#### Goal:
Gather the lines below that include the string "principalis", copying each in full.

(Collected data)
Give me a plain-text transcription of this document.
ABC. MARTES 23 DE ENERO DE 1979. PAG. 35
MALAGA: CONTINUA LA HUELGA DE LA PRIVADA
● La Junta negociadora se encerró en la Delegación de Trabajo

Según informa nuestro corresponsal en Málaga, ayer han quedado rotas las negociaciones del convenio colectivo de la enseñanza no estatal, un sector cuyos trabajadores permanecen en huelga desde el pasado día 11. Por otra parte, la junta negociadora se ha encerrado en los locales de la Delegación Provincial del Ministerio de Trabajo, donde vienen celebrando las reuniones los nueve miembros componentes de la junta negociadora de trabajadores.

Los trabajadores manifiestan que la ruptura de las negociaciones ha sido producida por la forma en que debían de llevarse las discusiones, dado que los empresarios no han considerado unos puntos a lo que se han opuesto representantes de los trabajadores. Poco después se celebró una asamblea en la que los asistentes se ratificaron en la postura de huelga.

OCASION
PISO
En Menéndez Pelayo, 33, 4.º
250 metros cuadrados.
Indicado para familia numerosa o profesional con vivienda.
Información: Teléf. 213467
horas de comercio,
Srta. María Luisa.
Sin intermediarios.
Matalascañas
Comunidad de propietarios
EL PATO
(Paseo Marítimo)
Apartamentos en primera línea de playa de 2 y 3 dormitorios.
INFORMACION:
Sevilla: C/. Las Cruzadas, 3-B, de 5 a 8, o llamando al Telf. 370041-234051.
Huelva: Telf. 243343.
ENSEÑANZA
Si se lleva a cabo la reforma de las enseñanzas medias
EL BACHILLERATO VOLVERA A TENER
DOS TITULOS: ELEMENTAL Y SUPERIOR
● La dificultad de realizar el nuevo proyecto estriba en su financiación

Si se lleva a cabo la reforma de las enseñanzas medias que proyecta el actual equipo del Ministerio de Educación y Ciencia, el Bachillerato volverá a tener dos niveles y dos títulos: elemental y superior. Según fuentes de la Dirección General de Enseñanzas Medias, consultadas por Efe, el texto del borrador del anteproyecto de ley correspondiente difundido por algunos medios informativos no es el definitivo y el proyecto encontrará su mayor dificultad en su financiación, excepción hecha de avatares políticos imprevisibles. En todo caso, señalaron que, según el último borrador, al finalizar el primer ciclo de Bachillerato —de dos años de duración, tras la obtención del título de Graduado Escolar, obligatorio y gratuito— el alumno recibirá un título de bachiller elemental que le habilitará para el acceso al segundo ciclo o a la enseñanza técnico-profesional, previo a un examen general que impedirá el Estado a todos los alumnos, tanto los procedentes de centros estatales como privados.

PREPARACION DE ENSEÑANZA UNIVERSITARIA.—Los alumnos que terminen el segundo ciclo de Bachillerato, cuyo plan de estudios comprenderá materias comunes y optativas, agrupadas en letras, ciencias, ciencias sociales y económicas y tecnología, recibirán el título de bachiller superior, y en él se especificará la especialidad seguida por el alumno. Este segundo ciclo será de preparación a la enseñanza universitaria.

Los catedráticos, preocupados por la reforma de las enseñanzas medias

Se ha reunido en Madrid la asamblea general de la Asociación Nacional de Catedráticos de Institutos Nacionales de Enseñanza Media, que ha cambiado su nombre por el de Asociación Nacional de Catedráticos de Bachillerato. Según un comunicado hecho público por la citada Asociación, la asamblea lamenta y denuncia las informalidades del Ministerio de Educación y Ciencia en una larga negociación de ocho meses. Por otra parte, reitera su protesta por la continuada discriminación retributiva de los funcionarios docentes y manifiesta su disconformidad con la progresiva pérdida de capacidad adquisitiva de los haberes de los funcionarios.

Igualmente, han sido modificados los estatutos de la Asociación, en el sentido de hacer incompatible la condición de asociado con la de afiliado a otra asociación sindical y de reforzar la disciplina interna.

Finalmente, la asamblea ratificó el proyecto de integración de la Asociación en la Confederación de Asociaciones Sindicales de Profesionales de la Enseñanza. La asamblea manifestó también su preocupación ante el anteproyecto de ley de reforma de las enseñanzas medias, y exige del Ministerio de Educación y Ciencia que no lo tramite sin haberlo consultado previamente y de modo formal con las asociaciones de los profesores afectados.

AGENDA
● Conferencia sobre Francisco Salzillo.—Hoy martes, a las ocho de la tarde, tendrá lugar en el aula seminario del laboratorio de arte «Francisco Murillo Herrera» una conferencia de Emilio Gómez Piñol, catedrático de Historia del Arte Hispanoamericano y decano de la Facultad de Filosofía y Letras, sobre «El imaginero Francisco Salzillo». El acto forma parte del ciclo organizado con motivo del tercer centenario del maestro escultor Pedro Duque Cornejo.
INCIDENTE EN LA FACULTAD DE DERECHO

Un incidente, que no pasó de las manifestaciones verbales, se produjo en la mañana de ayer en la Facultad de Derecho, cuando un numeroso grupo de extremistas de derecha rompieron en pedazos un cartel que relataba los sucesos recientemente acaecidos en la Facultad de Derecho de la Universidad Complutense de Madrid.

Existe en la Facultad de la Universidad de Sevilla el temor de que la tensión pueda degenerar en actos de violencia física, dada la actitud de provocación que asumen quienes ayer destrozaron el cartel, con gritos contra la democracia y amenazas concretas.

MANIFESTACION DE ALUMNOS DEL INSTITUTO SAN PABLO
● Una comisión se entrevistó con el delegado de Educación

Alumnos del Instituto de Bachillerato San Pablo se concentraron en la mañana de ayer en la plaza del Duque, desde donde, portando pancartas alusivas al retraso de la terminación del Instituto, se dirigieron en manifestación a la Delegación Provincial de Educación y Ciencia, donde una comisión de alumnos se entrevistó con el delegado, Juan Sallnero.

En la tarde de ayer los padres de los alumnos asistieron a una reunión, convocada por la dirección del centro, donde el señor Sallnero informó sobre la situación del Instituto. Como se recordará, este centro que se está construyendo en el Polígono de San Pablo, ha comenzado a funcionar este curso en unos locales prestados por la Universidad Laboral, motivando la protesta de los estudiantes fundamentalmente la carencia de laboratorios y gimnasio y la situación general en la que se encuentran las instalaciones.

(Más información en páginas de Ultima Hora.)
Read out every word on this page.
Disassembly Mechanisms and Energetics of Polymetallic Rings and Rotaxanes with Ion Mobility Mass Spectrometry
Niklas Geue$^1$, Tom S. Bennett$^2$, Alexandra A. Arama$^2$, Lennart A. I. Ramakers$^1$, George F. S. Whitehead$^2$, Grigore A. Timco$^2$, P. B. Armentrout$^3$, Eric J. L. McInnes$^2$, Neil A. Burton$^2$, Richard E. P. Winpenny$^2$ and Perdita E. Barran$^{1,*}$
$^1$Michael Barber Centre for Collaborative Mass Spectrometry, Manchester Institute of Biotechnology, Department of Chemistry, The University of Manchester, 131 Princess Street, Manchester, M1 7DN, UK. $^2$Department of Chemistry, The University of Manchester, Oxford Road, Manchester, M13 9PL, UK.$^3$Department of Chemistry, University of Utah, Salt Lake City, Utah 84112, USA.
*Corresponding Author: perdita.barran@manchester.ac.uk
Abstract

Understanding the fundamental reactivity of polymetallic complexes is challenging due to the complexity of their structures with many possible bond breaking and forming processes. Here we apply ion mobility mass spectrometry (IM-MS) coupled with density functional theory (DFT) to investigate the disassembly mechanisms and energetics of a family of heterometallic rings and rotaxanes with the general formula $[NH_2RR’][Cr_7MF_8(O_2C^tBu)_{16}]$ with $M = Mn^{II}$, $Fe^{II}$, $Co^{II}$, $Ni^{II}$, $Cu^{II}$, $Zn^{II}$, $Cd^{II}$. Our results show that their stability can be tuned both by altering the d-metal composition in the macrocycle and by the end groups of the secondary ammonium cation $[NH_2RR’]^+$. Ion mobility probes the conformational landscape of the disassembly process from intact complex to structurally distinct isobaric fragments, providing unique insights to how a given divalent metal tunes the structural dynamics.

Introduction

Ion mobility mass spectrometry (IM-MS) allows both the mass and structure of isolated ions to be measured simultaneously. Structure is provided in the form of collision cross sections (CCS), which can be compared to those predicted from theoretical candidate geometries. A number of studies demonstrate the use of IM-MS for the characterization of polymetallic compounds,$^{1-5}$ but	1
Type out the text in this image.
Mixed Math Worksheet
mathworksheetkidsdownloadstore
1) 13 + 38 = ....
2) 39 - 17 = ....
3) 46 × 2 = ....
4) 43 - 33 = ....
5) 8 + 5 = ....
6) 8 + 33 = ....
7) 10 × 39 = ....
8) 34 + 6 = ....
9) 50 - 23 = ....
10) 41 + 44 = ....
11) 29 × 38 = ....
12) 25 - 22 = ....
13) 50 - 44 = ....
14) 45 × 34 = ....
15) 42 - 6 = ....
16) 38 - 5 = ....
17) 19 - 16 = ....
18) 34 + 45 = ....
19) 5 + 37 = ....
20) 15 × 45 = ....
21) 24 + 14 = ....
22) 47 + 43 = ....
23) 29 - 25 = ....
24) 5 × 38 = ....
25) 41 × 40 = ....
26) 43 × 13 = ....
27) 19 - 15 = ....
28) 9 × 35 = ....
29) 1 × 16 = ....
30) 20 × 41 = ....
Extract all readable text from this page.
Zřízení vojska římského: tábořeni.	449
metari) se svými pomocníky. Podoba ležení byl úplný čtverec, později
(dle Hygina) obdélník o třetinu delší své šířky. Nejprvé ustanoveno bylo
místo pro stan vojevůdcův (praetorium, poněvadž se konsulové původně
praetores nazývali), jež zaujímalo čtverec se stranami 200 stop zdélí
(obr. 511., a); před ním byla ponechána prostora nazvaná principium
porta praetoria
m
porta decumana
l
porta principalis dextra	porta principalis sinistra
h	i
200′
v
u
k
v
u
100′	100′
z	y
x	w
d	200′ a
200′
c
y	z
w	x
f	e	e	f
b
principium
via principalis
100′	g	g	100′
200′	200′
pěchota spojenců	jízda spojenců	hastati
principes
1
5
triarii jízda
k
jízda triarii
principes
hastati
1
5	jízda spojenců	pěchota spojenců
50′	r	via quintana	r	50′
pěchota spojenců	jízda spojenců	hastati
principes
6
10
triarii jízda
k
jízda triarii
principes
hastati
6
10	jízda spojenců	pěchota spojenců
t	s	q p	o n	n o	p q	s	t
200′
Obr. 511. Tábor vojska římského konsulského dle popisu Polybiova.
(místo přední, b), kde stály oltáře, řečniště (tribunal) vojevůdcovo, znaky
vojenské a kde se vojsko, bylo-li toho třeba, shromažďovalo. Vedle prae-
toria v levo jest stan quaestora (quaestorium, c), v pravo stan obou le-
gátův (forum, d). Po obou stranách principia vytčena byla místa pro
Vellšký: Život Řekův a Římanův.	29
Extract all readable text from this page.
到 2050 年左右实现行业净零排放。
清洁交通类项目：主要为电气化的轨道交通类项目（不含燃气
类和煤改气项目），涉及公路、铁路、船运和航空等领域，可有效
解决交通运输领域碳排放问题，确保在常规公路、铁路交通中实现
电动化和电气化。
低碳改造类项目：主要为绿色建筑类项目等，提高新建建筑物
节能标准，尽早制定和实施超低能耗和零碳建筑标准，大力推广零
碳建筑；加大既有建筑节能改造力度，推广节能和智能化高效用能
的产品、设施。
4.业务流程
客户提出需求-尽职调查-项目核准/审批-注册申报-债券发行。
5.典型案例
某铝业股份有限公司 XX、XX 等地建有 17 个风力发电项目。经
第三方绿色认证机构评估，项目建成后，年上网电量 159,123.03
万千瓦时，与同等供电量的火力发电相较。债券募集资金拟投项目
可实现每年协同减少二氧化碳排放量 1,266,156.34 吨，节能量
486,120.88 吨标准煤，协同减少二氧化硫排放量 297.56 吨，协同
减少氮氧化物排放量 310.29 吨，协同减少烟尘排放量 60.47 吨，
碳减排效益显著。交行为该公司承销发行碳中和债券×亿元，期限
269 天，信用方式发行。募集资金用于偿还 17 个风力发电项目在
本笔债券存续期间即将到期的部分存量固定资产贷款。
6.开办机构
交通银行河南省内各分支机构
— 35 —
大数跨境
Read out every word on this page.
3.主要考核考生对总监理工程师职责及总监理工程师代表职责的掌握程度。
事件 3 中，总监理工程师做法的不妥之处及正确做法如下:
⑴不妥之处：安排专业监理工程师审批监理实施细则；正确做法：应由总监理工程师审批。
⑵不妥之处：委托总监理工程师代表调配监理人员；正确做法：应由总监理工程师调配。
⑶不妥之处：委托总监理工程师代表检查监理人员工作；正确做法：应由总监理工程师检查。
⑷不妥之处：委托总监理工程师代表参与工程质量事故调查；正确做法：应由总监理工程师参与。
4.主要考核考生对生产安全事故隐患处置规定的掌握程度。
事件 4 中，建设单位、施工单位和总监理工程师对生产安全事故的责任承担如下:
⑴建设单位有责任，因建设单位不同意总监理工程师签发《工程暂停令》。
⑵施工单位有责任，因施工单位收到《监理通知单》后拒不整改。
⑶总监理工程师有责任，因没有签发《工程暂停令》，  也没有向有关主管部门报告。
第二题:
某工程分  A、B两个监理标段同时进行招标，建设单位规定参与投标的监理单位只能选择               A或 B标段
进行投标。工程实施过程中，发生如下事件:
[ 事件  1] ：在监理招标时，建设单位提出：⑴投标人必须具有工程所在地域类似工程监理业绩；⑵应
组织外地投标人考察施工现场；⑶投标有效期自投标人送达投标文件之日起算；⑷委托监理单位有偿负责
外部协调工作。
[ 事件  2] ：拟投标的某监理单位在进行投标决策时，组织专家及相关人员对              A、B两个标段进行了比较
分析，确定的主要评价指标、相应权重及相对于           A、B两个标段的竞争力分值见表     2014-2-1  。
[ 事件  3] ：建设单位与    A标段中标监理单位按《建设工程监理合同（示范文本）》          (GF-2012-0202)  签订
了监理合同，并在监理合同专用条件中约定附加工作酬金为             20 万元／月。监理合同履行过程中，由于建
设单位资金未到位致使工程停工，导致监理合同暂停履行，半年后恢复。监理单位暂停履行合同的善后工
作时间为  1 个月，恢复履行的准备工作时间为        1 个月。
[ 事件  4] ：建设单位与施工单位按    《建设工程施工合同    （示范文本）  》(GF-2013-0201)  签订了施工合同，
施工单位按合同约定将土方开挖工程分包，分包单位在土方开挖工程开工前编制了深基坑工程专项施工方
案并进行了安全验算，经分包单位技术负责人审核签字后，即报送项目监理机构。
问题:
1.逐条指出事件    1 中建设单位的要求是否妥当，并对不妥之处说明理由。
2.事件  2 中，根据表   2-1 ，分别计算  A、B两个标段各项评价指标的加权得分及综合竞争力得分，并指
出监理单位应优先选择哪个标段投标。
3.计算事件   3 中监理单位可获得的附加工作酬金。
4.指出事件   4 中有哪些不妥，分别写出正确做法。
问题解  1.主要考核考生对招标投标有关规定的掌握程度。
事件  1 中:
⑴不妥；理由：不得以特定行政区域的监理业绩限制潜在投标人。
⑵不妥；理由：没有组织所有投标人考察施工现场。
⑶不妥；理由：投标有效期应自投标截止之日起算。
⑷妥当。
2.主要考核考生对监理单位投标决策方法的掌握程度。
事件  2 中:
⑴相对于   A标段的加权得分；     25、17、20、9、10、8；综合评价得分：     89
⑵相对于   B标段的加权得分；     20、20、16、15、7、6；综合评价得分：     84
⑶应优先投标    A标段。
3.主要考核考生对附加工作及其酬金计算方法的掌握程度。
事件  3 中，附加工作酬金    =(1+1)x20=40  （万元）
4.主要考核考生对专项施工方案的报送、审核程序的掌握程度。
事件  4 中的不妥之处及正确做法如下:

#### Output for this task:
porta principalis dextra	porta principalis sinistra
via principalis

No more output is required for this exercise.